[Rows from a figure dataset]
★ ★ ★
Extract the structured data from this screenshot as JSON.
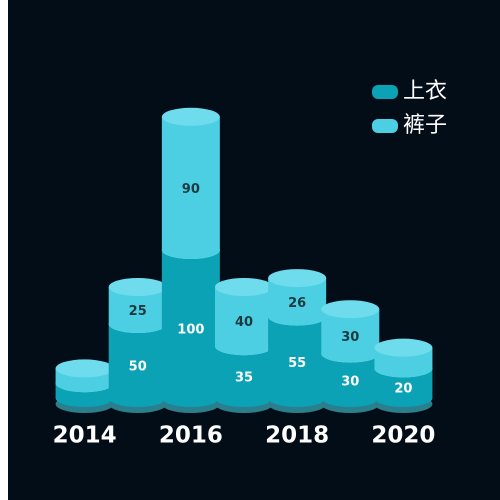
{
  "chart_data": {
    "type": "cylinder-stack",
    "categories": [
      "2014",
      null,
      "2016",
      null,
      "2018",
      null,
      "2020"
    ],
    "series": [
      {
        "name": "上衣",
        "color": "#0aa2b4",
        "top_color": "#9ef0fa",
        "label_color": "#ffffff",
        "values": [
          10,
          50,
          100,
          35,
          55,
          30,
          20
        ]
      },
      {
        "name": "裤子",
        "color": "#4ccfe3",
        "top_color": "#6edcec",
        "label_color": "#1d3a40",
        "values": [
          10,
          25,
          90,
          40,
          26,
          30,
          14
        ]
      }
    ],
    "ylim": [
      0,
      200
    ],
    "legend": "top-right"
  }
}
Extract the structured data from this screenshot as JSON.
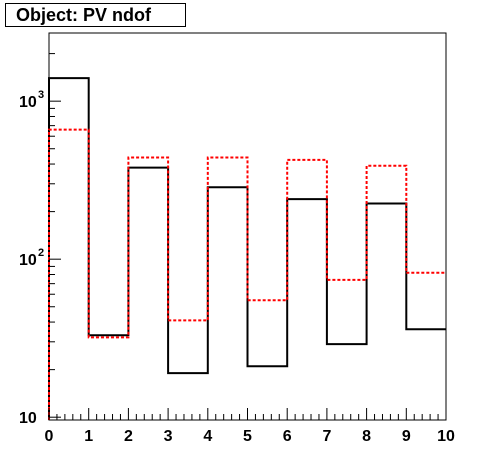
{
  "title": "Object: PV ndof",
  "chart_data": {
    "type": "histogram",
    "title": "Object: PV ndof",
    "xlabel": "",
    "ylabel": "",
    "xlim": [
      0,
      10
    ],
    "ylim": [
      9.6,
      2700
    ],
    "yscale": "log",
    "x_ticks": [
      "0",
      "1",
      "2",
      "3",
      "4",
      "5",
      "6",
      "7",
      "8",
      "9",
      "10"
    ],
    "y_ticks": [
      {
        "value": 10,
        "base": "10",
        "exp": ""
      },
      {
        "value": 100,
        "base": "10",
        "exp": "2"
      },
      {
        "value": 1000,
        "base": "10",
        "exp": "3"
      }
    ],
    "bin_edges": [
      0,
      1,
      2,
      3,
      4,
      5,
      6,
      7,
      8,
      9,
      10
    ],
    "series": [
      {
        "style": "solid",
        "color": "#000000",
        "values": [
          1400,
          33,
          380,
          19,
          285,
          21,
          240,
          29,
          225,
          36
        ]
      },
      {
        "style": "dashed",
        "color": "#ff0000",
        "values": [
          660,
          32,
          440,
          41,
          440,
          55,
          425,
          74,
          390,
          82
        ]
      }
    ]
  }
}
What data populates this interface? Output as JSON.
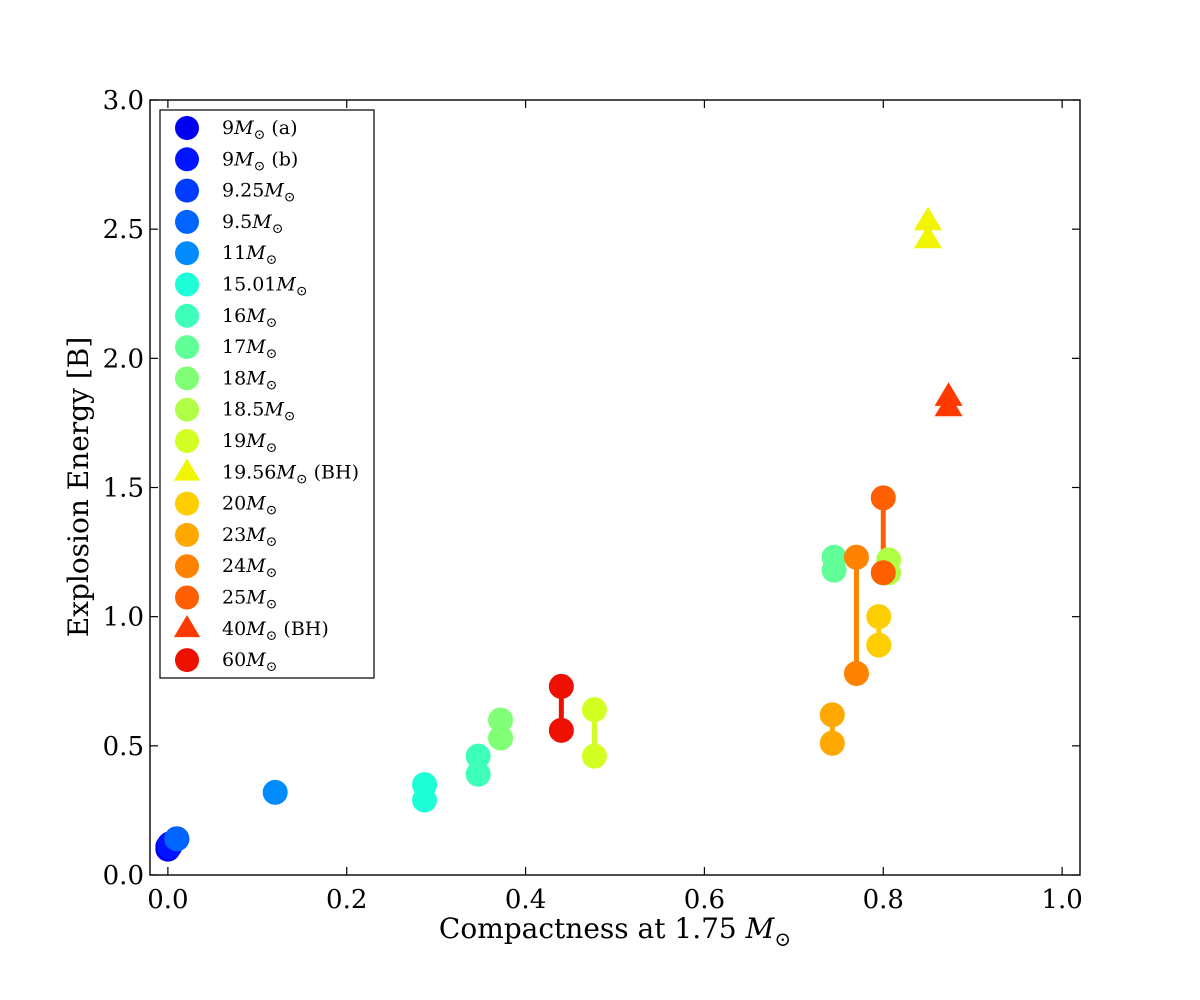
★ ★ ★
Return the number of lines that include the word "ndof", and nothing else.

2